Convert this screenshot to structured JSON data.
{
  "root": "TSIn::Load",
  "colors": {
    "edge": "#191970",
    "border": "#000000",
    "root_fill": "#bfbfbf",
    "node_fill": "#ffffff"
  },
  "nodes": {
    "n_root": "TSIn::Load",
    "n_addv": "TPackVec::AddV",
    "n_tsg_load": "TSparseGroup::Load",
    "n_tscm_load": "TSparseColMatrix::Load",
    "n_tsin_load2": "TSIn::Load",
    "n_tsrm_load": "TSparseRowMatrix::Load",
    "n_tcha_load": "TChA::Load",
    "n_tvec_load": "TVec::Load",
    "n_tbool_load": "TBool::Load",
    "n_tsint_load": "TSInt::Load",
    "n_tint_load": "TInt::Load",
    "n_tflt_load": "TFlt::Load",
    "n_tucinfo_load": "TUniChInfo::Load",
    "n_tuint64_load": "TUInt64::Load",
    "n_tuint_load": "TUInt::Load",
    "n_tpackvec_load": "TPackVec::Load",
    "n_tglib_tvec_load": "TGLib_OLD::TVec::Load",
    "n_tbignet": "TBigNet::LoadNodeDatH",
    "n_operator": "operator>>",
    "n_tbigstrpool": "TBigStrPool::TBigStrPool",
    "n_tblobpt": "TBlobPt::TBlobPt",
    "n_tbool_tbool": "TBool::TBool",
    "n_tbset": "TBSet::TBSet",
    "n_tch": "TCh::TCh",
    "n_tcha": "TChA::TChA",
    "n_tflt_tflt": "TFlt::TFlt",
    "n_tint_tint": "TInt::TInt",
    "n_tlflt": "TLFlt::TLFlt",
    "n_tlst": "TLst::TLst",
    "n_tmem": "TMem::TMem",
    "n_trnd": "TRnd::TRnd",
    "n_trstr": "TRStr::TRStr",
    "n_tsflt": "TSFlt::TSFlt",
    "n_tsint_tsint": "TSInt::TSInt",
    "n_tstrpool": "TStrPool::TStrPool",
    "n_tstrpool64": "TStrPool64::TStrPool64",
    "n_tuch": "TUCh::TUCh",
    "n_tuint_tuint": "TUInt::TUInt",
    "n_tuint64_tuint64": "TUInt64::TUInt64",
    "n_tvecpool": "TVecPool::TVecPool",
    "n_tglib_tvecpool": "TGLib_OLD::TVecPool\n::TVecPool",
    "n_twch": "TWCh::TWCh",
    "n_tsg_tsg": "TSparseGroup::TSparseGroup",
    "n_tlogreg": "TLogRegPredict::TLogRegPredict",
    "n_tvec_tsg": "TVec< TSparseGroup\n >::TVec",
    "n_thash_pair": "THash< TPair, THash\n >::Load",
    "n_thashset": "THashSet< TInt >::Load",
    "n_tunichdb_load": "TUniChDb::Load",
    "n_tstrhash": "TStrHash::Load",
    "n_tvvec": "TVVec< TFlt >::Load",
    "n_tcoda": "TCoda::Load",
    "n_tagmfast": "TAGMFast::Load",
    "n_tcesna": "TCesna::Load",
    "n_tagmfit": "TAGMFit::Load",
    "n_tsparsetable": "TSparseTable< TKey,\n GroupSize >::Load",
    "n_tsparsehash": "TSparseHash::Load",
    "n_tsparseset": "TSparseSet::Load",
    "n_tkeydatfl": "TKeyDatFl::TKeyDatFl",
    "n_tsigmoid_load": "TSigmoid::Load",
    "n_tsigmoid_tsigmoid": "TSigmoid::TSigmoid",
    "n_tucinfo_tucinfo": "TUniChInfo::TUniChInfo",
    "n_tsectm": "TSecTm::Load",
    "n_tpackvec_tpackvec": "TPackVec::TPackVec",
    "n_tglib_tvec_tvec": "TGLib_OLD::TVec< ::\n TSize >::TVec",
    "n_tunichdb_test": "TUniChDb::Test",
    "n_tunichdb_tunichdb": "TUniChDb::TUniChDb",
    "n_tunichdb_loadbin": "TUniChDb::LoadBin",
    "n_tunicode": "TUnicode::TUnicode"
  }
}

--------------------------------------------------

* Exercise directions *
How many lines of the records contain the string "TBool"? Respond with the number alone.

* Correct result *
2